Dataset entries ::
---------------

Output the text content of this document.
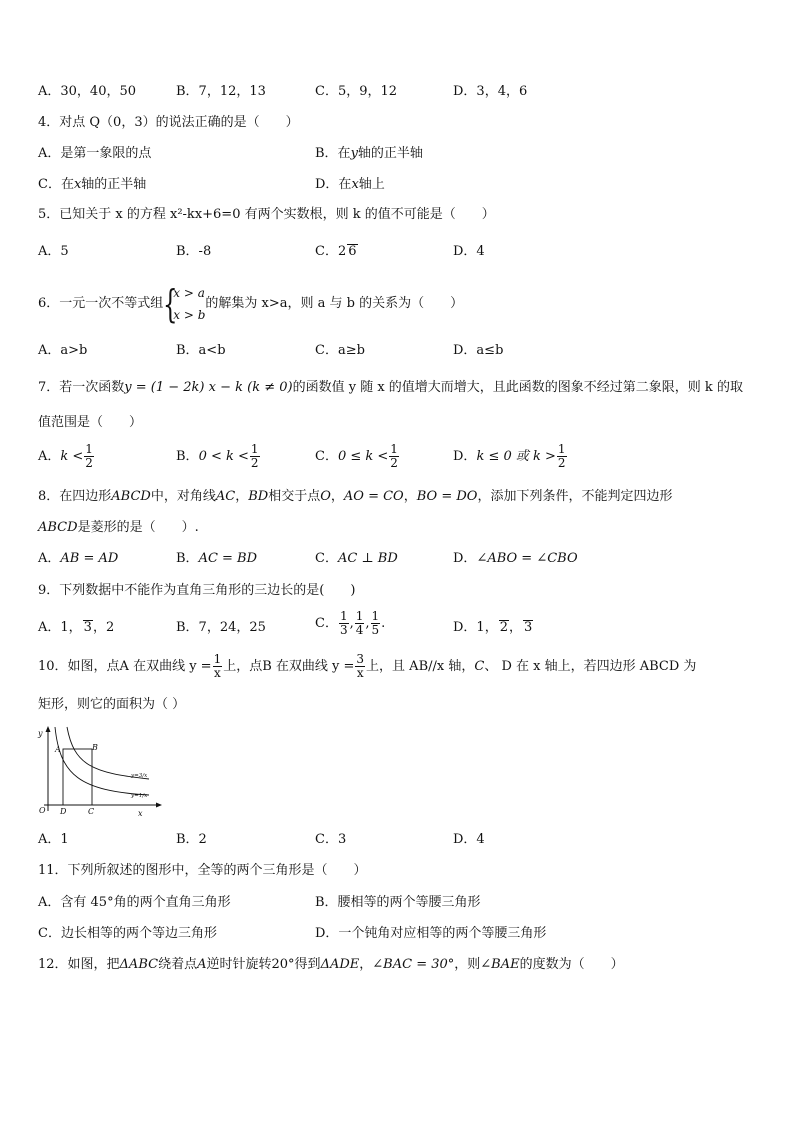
A．30，40，50	B．7，12，13	C．5，9，12	D．3，4，6
4．对点 Q（0，3）的说法正确的是（　　）
A．是第一象限的点	B．在y轴的正半轴
C．在x轴的正半轴	D．在x轴上
5．已知关于 x 的方程 x²-kx+6=0 有两个实数根，则 k 的值不可能是（　　）
A．5	B．-8	C．2 6	D．4
6．一元一次不等式组 {
x > a
x > b
的解集为 x>a，则 a 与 b 的关系为（　　）
A．a>b	B．a<b	C．a≥b	D．a≤b
7．若一次函数y = (1 − 2k) x − k (k ≠ 0)的函数值 y 随 x 的值增大而增大，且此函数的图象不经过第二象限，则 k 的取
值范围是（　　）
A．$k < \frac{1}{2}$	B．$0 < k < \frac{1}{2}$	C．$0 \le k < \frac{1}{2}$	D．k ≤ 0 或 $k > \frac{1}{2}$
8．在四边形ABCD中，对角线AC，BD相交于点O，AO = CO，BO = DO，添加下列条件，不能判定四边形
ABCD是菱形的是（　　）.
A．AB = AD	B．AC = BD	C．AC ⊥ BD	D．∠ABO = ∠CBO
9．下列数据中不能作为直角三角形的三边长的是(　　)
A．1， 3，2	B．7，24，25	C． $\frac{1}{3}$ , $\frac{1}{4}$ , $\frac{1}{5}$ .	D．1， 2， 3
10．如图，点A 在双曲线 $y = \frac{1}{x}$ 上，点B 在双曲线 $y = \frac{3}{x}$ 上，且 AB//x 轴，C、 D 在 x 轴上，若四边形 ABCD 为
矩形，则它的面积为（ ）
y
x
O
A	B
D	C
y=3/x
y=1/x
A．1	B．2	C．3	D．4
11．下列所叙述的图形中，全等的两个三角形是（　　）
A．含有 45°角的两个直角三角形	B．腰相等的两个等腰三角形
C．边长相等的两个等边三角形	D．一个钝角对应相等的两个等腰三角形
12．如图，把ΔABC绕着点A逆时针旋转20°得到ΔADE，∠BAC = 30°，则∠BAE的度数为（　　）
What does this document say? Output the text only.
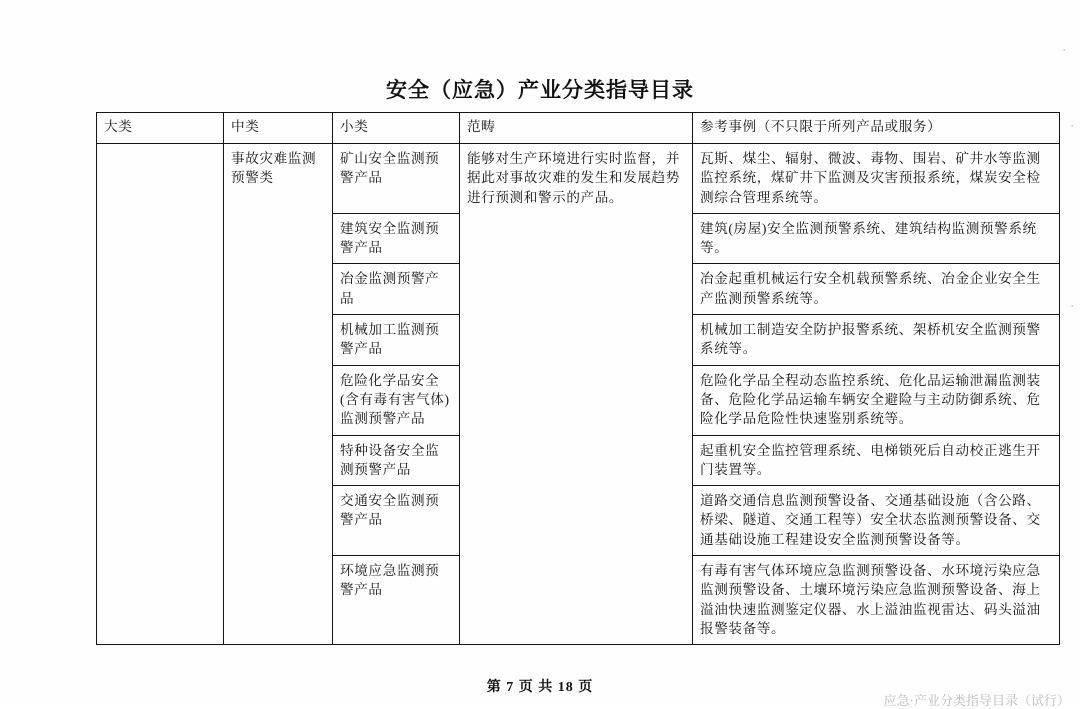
安全（应急）产业分类指导目录
大类	中类	小类	范畴	参考事例（不只限于所列产品或服务）
	事故灾难监测预警类	矿山安全监测预警产品	能够对生产环境进行实时监督，并据此对事故灾难的发生和发展趋势进行预测和警示的产品。	瓦斯、煤尘、辐射、微波、毒物、围岩、矿井水等监测监控系统，煤矿井下监测及灾害预报系统，煤炭安全检测综合管理系统等。
		建筑安全监测预警产品		建筑(房屋)安全监测预警系统、建筑结构监测预警系统等。
		冶金监测预警产品		冶金起重机械运行安全机载预警系统、冶金企业安全生产监测预警系统等。
		机械加工监测预警产品		机械加工制造安全防护报警系统、架桥机安全监测预警系统等。
		危险化学品安全(含有毒有害气体)监测预警产品		危险化学品全程动态监控系统、危化品运输泄漏监测装备、危险化学品运输车辆安全避险与主动防御系统、危险化学品危险性快速鉴别系统等。
		特种设备安全监测预警产品		起重机安全监控管理系统、电梯锁死后自动校正逃生开门装置等。
		交通安全监测预警产品		道路交通信息监测预警设备、交通基础设施（含公路、桥梁、隧道、交通工程等）安全状态监测预警设备、交通基础设施工程建设安全监测预警设备等。
		环境应急监测预警产品		有毒有害气体环境应急监测预警设备、水环境污染应急监测预警设备、土壤环境污染应急监测预警设备、海上溢油快速监测鉴定仪器、水上溢油监视雷达、码头溢油报警装备等。
第 7 页 共 18 页
·
·
·
应急·产业分类指导目录（试行）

---------------

TASK TO CARRY OUT ::
Nothing but the lines from the one holding "What does this" through the last line of the entries should be written out, exactly and inclusively, minus the pictures.

WRITTEN SOLUTION ::
What does this document say? Output the text only.
安全（应急）产业分类指导目录
大类	中类	小类	范畴	参考事例（不只限于所列产品或服务）
	事故灾难监测预警类	矿山安全监测预警产品	能够对生产环境进行实时监督，并据此对事故灾难的发生和发展趋势进行预测和警示的产品。	瓦斯、煤尘、辐射、微波、毒物、围岩、矿井水等监测监控系统，煤矿井下监测及灾害预报系统，煤炭安全检测综合管理系统等。
		建筑安全监测预警产品		建筑(房屋)安全监测预警系统、建筑结构监测预警系统等。
		冶金监测预警产品		冶金起重机械运行安全机载预警系统、冶金企业安全生产监测预警系统等。
		机械加工监测预警产品		机械加工制造安全防护报警系统、架桥机安全监测预警系统等。
		危险化学品安全(含有毒有害气体)监测预警产品		危险化学品全程动态监控系统、危化品运输泄漏监测装备、危险化学品运输车辆安全避险与主动防御系统、危险化学品危险性快速鉴别系统等。
		特种设备安全监测预警产品		起重机安全监控管理系统、电梯锁死后自动校正逃生开门装置等。
		交通安全监测预警产品		道路交通信息监测预警设备、交通基础设施（含公路、桥梁、隧道、交通工程等）安全状态监测预警设备、交通基础设施工程建设安全监测预警设备等。
		环境应急监测预警产品		有毒有害气体环境应急监测预警设备、水环境污染应急监测预警设备、土壤环境污染应急监测预警设备、海上溢油快速监测鉴定仪器、水上溢油监视雷达、码头溢油报警装备等。
第 7 页 共 18 页
·
·
·
应急·产业分类指导目录（试行）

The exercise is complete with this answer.